Structured figure records
··········

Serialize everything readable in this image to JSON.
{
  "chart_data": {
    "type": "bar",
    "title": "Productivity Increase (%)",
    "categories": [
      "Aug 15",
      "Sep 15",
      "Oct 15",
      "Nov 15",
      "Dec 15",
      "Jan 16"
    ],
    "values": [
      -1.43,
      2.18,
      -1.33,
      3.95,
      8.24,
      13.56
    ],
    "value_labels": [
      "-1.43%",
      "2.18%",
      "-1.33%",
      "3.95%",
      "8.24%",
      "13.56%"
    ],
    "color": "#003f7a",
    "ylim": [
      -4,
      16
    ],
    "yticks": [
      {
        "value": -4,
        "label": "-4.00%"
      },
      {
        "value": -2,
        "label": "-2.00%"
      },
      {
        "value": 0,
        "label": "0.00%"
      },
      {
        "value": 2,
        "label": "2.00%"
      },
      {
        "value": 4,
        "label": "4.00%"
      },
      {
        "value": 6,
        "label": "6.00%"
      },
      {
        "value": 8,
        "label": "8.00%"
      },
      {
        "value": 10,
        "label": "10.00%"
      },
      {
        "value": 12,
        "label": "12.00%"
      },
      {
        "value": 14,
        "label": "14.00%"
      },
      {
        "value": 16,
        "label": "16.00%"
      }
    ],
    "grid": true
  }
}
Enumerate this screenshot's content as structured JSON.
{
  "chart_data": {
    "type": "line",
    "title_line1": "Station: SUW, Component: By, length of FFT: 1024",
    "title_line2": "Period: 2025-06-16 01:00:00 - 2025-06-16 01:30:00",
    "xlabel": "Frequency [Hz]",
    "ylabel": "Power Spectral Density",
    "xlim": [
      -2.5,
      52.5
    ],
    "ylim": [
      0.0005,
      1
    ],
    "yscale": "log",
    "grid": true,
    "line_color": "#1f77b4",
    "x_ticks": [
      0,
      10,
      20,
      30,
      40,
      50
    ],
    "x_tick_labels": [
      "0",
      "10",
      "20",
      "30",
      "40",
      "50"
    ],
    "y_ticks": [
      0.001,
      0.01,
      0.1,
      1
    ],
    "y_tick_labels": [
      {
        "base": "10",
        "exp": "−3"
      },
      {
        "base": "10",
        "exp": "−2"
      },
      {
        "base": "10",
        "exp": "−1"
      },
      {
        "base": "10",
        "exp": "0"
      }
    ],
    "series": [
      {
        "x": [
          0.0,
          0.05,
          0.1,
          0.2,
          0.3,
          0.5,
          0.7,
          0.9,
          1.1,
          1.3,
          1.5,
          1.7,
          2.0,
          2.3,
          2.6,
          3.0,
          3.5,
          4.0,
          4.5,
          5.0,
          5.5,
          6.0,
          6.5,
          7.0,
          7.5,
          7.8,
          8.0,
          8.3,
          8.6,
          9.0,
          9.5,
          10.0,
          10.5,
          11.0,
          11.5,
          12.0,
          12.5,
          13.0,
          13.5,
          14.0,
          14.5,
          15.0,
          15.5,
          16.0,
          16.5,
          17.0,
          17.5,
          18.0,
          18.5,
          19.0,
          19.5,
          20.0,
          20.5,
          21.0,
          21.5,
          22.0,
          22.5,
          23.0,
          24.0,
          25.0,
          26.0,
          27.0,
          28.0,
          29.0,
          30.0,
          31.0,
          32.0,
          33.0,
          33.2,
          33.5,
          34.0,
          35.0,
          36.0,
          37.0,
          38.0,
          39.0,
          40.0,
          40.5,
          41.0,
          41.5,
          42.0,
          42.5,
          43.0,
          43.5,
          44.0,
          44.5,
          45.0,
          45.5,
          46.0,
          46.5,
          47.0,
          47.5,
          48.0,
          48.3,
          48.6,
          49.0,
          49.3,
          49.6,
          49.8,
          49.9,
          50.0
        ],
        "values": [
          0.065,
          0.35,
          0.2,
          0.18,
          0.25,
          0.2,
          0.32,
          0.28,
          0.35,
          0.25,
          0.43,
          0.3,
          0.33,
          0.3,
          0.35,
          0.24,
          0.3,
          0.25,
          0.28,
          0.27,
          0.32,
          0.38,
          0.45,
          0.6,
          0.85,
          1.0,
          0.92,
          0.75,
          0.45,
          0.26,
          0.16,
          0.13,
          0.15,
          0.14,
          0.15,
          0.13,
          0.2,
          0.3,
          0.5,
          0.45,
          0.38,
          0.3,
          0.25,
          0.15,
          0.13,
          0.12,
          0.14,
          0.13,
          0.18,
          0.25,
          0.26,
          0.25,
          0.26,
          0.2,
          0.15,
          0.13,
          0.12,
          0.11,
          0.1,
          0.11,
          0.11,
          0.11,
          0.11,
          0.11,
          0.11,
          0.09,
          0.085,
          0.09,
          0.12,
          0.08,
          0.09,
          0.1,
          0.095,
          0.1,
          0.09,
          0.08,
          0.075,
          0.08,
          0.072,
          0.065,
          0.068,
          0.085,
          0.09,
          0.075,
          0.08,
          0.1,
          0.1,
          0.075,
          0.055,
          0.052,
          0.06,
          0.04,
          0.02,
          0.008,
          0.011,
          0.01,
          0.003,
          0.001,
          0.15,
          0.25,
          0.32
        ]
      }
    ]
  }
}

··········

-- PROBLEM TO WORK ON --
Repeat every record exactly as written, please.

-- SOLUTION TO THIS PROBLEM --
Serialize everything readable in this image to JSON.
{
  "chart_data": {
    "type": "bar",
    "title": "Productivity Increase (%)",
    "categories": [
      "Aug 15",
      "Sep 15",
      "Oct 15",
      "Nov 15",
      "Dec 15",
      "Jan 16"
    ],
    "values": [
      -1.43,
      2.18,
      -1.33,
      3.95,
      8.24,
      13.56
    ],
    "value_labels": [
      "-1.43%",
      "2.18%",
      "-1.33%",
      "3.95%",
      "8.24%",
      "13.56%"
    ],
    "color": "#003f7a",
    "ylim": [
      -4,
      16
    ],
    "yticks": [
      {
        "value": -4,
        "label": "-4.00%"
      },
      {
        "value": -2,
        "label": "-2.00%"
      },
      {
        "value": 0,
        "label": "0.00%"
      },
      {
        "value": 2,
        "label": "2.00%"
      },
      {
        "value": 4,
        "label": "4.00%"
      },
      {
        "value": 6,
        "label": "6.00%"
      },
      {
        "value": 8,
        "label": "8.00%"
      },
      {
        "value": 10,
        "label": "10.00%"
      },
      {
        "value": 12,
        "label": "12.00%"
      },
      {
        "value": 14,
        "label": "14.00%"
      },
      {
        "value": 16,
        "label": "16.00%"
      }
    ],
    "grid": true
  }
}
Enumerate this screenshot's content as structured JSON.
{
  "chart_data": {
    "type": "line",
    "title_line1": "Station: SUW, Component: By, length of FFT: 1024",
    "title_line2": "Period: 2025-06-16 01:00:00 - 2025-06-16 01:30:00",
    "xlabel": "Frequency [Hz]",
    "ylabel": "Power Spectral Density",
    "xlim": [
      -2.5,
      52.5
    ],
    "ylim": [
      0.0005,
      1
    ],
    "yscale": "log",
    "grid": true,
    "line_color": "#1f77b4",
    "x_ticks": [
      0,
      10,
      20,
      30,
      40,
      50
    ],
    "x_tick_labels": [
      "0",
      "10",
      "20",
      "30",
      "40",
      "50"
    ],
    "y_ticks": [
      0.001,
      0.01,
      0.1,
      1
    ],
    "y_tick_labels": [
      {
        "base": "10",
        "exp": "−3"
      },
      {
        "base": "10",
        "exp": "−2"
      },
      {
        "base": "10",
        "exp": "−1"
      },
      {
        "base": "10",
        "exp": "0"
      }
    ],
    "series": [
      {
        "x": [
          0.0,
          0.05,
          0.1,
          0.2,
          0.3,
          0.5,
          0.7,
          0.9,
          1.1,
          1.3,
          1.5,
          1.7,
          2.0,
          2.3,
          2.6,
          3.0,
          3.5,
          4.0,
          4.5,
          5.0,
          5.5,
          6.0,
          6.5,
          7.0,
          7.5,
          7.8,
          8.0,
          8.3,
          8.6,
          9.0,
          9.5,
          10.0,
          10.5,
          11.0,
          11.5,
          12.0,
          12.5,
          13.0,
          13.5,
          14.0,
          14.5,
          15.0,
          15.5,
          16.0,
          16.5,
          17.0,
          17.5,
          18.0,
          18.5,
          19.0,
          19.5,
          20.0,
          20.5,
          21.0,
          21.5,
          22.0,
          22.5,
          23.0,
          24.0,
          25.0,
          26.0,
          27.0,
          28.0,
          29.0,
          30.0,
          31.0,
          32.0,
          33.0,
          33.2,
          33.5,
          34.0,
          35.0,
          36.0,
          37.0,
          38.0,
          39.0,
          40.0,
          40.5,
          41.0,
          41.5,
          42.0,
          42.5,
          43.0,
          43.5,
          44.0,
          44.5,
          45.0,
          45.5,
          46.0,
          46.5,
          47.0,
          47.5,
          48.0,
          48.3,
          48.6,
          49.0,
          49.3,
          49.6,
          49.8,
          49.9,
          50.0
        ],
        "values": [
          0.065,
          0.35,
          0.2,
          0.18,
          0.25,
          0.2,
          0.32,
          0.28,
          0.35,
          0.25,
          0.43,
          0.3,
          0.33,
          0.3,
          0.35,
          0.24,
          0.3,
          0.25,
          0.28,
          0.27,
          0.32,
          0.38,
          0.45,
          0.6,
          0.85,
          1.0,
          0.92,
          0.75,
          0.45,
          0.26,
          0.16,
          0.13,
          0.15,
          0.14,
          0.15,
          0.13,
          0.2,
          0.3,
          0.5,
          0.45,
          0.38,
          0.3,
          0.25,
          0.15,
          0.13,
          0.12,
          0.14,
          0.13,
          0.18,
          0.25,
          0.26,
          0.25,
          0.26,
          0.2,
          0.15,
          0.13,
          0.12,
          0.11,
          0.1,
          0.11,
          0.11,
          0.11,
          0.11,
          0.11,
          0.11,
          0.09,
          0.085,
          0.09,
          0.12,
          0.08,
          0.09,
          0.1,
          0.095,
          0.1,
          0.09,
          0.08,
          0.075,
          0.08,
          0.072,
          0.065,
          0.068,
          0.085,
          0.09,
          0.075,
          0.08,
          0.1,
          0.1,
          0.075,
          0.055,
          0.052,
          0.06,
          0.04,
          0.02,
          0.008,
          0.011,
          0.01,
          0.003,
          0.001,
          0.15,
          0.25,
          0.32
        ]
      }
    ]
  }
}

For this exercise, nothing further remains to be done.